:: DATA PROVIDED ::

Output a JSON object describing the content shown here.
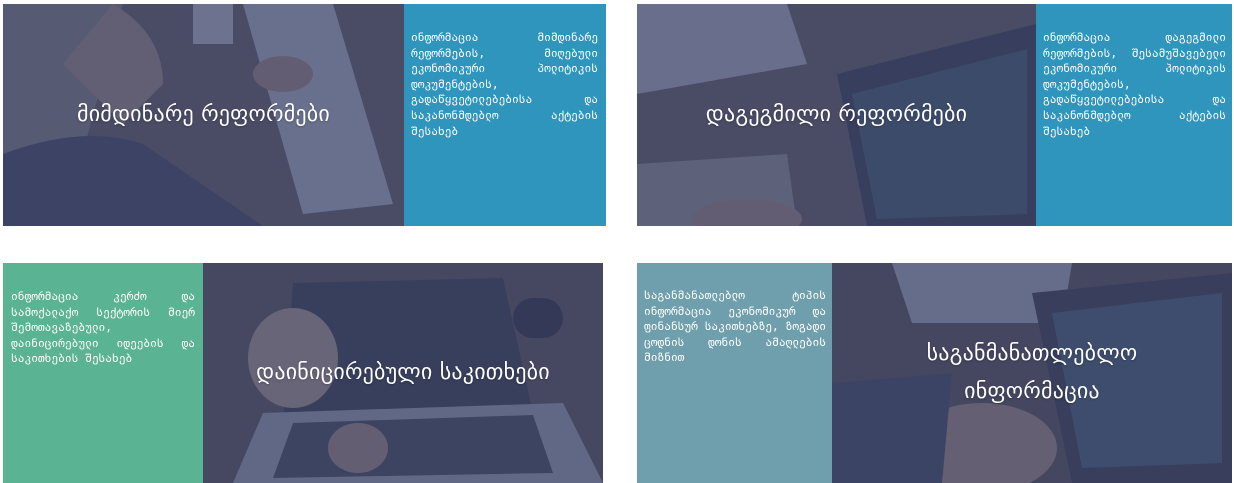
{
  "cards": [
    {
      "title": "მიმდინარე რეფორმები",
      "description": "ინფორმაცია მიმდინარე რეფორმების, მიღებული ეკონომიკური პოლიტიკის დოკუმენტების, გადაწყვეტილებებისა და საკანონმდებლო აქტების შესახებ",
      "panel_color": "#2f95bd"
    },
    {
      "title": "დაგეგმილი რეფორმები",
      "description": "ინფორმაცია დაგეგმილი რეფორმების, შესამუშავებელი ეკონომიკური პოლიტიკის დოკუმენტების, გადაწყვეტილებებისა და საკანონმდებლო აქტების შესახებ",
      "panel_color": "#2f95bd"
    },
    {
      "title": "დაინიცირებული საკითხები",
      "description": "ინფორმაცია კერძო და სამოქალაქო სექტორის მიერ შემოთავაზებული, დაინიცირებული იდეების და საკითხების შესახებ",
      "panel_color": "#5ab393"
    },
    {
      "title": "საგანმანათლებლო ინფორმაცია",
      "description": "საგანმანათლებლო ტიპის ინფორმაცია ეკონომიკურ და ფინანსურ საკითხებზე, ზოგადი ცოდნის დონის ამაღლების მიზნით",
      "panel_color": "#6f9fad"
    }
  ],
  "overlay_color": "#3d456c"
}
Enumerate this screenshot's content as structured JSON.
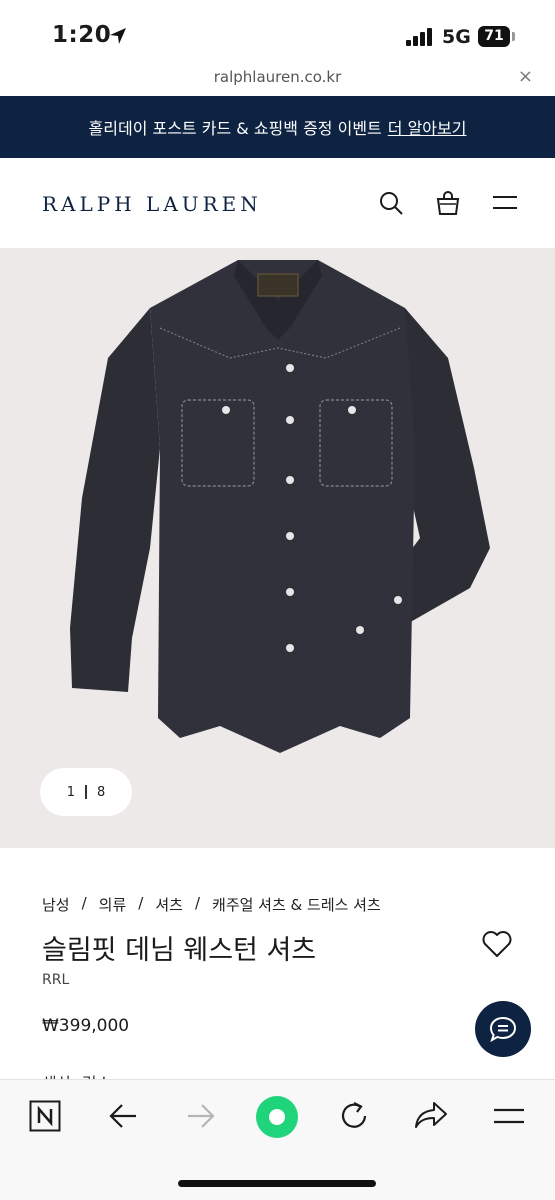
{
  "status": {
    "time": "1:20",
    "network": "5G",
    "battery": "71"
  },
  "browser": {
    "url": "ralphlauren.co.kr",
    "close": "×"
  },
  "promo": {
    "text": "홀리데이 포스트 카드 & 쇼핑백 증정 이벤트",
    "link": "더 알아보기"
  },
  "header": {
    "logo": "RALPH LAUREN",
    "icons": [
      "search-icon",
      "bag-icon",
      "menu-icon"
    ]
  },
  "gallery": {
    "current": "1",
    "total": "8"
  },
  "breadcrumb": [
    "남성",
    "/",
    "의류",
    "/",
    "셔츠",
    "/",
    "캐주얼 셔츠 & 드레스 셔츠"
  ],
  "product": {
    "name": "슬림핏 데님 웨스턴 셔츠",
    "brand": "RRL",
    "price": "₩399,000",
    "partial_label": "색상: 린스"
  },
  "colors": {
    "navy": "#0e2342",
    "green": "#1fd47a",
    "bg": "#ece9e8"
  },
  "toolbar": {
    "icons": [
      "naver-n-icon",
      "back-arrow-icon",
      "forward-arrow-icon",
      "home-green-icon",
      "refresh-icon",
      "share-icon",
      "menu-icon"
    ]
  }
}
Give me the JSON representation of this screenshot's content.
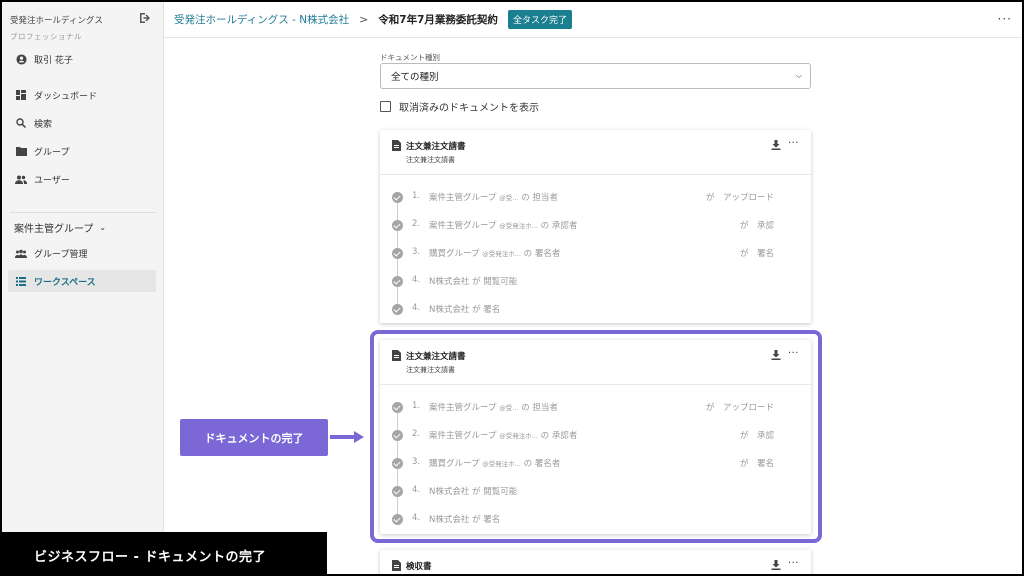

:::

» **TASK DIRECTIONS**
Check each line of the records for the word "გადაწყვეტილებებისა", and show the lines that contain it.

» **RESPONSE TO THIS TASK**
      "description": "ინფორმაცია მიმდინარე რეფორმების, მიღებული ეკონომიკური პოლიტიკის დოკუმენტების, გადაწყვეტილებებისა და საკანონმდებლო აქტების შესახებ",
      "description": "ინფორმაცია დაგეგმილი რეფორმების, შესამუშავებელი ეკონომიკური პოლიტიკის დოკუმენტების, გადაწყვეტილებებისა და საკანონმდებლო აქტების შესახებ",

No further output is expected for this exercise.